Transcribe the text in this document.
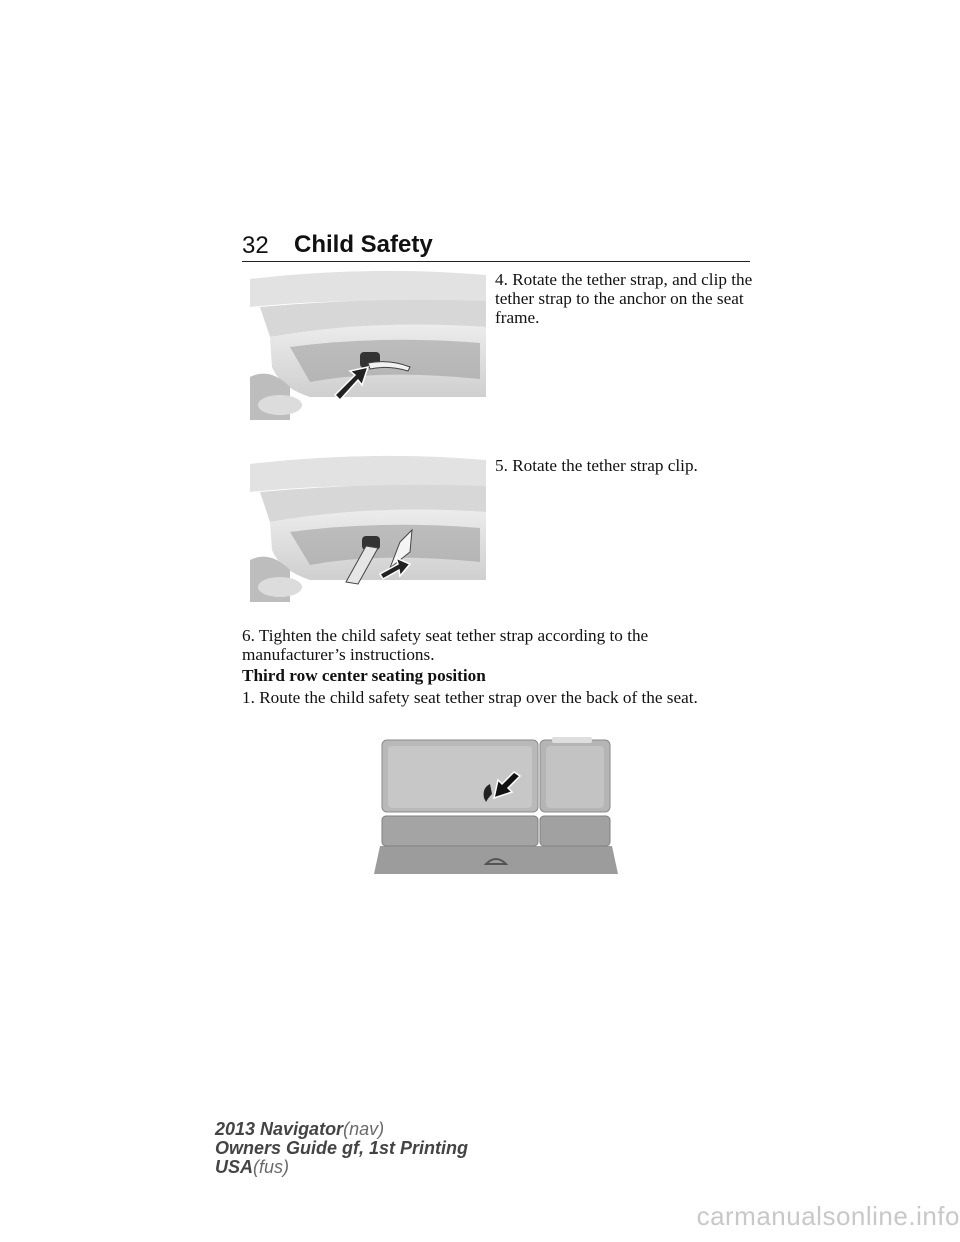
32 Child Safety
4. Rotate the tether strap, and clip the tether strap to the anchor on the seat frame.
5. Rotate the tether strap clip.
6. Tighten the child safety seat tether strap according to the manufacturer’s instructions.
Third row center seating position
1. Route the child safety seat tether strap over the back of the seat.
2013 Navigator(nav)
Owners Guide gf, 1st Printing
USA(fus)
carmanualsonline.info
***
▶ [SHORT PROBLEM] Transcribe the listing in full and omit the pictures.

▶ [SOLUTION TO THE EXERCISE]
Transcribe the text in this document.
32 Child Safety
4. Rotate the tether strap, and clip the tether strap to the anchor on the seat frame.
5. Rotate the tether strap clip.
6. Tighten the child safety seat tether strap according to the manufacturer’s instructions.
Third row center seating position
1. Route the child safety seat tether strap over the back of the seat.
2013 Navigator(nav)
Owners Guide gf, 1st Printing
USA(fus)
carmanualsonline.info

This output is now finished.